### REQUIREMENTS:
Restate the entire listing word for word.

### RECORDS PROVIDED:
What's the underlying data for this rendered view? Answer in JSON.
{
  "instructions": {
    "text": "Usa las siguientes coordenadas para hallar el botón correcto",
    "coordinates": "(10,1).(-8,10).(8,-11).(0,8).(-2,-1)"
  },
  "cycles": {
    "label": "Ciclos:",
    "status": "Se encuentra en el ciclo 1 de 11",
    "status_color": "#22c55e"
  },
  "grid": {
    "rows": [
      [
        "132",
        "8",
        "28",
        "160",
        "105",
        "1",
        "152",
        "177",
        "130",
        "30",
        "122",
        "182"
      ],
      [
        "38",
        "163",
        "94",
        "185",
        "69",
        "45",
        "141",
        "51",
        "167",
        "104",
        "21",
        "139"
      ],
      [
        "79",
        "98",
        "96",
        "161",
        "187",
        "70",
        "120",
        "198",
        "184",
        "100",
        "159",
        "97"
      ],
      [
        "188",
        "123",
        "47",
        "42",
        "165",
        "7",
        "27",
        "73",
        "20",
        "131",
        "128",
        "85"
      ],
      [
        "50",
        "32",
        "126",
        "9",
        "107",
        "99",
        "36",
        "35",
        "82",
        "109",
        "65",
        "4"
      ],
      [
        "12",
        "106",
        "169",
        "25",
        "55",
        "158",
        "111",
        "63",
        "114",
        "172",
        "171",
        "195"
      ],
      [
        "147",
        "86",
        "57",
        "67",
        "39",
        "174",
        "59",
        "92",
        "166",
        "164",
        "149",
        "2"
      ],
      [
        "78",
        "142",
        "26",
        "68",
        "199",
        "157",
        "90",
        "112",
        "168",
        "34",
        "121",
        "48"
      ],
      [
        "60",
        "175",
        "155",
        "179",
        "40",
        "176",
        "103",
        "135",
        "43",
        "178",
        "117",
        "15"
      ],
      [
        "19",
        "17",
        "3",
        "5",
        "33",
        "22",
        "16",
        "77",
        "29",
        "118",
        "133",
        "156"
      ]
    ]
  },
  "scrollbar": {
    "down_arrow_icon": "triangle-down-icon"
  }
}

### RESULT OF THIS TASK:
What's the underlying data for this rendered view? Answer in JSON.
{
  "instructions": {
    "text": "Usa las siguientes coordenadas para hallar el botón correcto",
    "coordinates": "(10,1).(-8,10).(8,-11).(0,8).(-2,-1)"
  },
  "cycles": {
    "label": "Ciclos:",
    "status": "Se encuentra en el ciclo 1 de 11",
    "status_color": "#22c55e"
  },
  "grid": {
    "rows": [
      [
        "132",
        "8",
        "28",
        "160",
        "105",
        "1",
        "152",
        "177",
        "130",
        "30",
        "122",
        "182"
      ],
      [
        "38",
        "163",
        "94",
        "185",
        "69",
        "45",
        "141",
        "51",
        "167",
        "104",
        "21",
        "139"
      ],
      [
        "79",
        "98",
        "96",
        "161",
        "187",
        "70",
        "120",
        "198",
        "184",
        "100",
        "159",
        "97"
      ],
      [
        "188",
        "123",
        "47",
        "42",
        "165",
        "7",
        "27",
        "73",
        "20",
        "131",
        "128",
        "85"
      ],
      [
        "50",
        "32",
        "126",
        "9",
        "107",
        "99",
        "36",
        "35",
        "82",
        "109",
        "65",
        "4"
      ],
      [
        "12",
        "106",
        "169",
        "25",
        "55",
        "158",
        "111",
        "63",
        "114",
        "172",
        "171",
        "195"
      ],
      [
        "147",
        "86",
        "57",
        "67",
        "39",
        "174",
        "59",
        "92",
        "166",
        "164",
        "149",
        "2"
      ],
      [
        "78",
        "142",
        "26",
        "68",
        "199",
        "157",
        "90",
        "112",
        "168",
        "34",
        "121",
        "48"
      ],
      [
        "60",
        "175",
        "155",
        "179",
        "40",
        "176",
        "103",
        "135",
        "43",
        "178",
        "117",
        "15"
      ],
      [
        "19",
        "17",
        "3",
        "5",
        "33",
        "22",
        "16",
        "77",
        "29",
        "118",
        "133",
        "156"
      ]
    ]
  },
  "scrollbar": {
    "down_arrow_icon": "triangle-down-icon"
  }
}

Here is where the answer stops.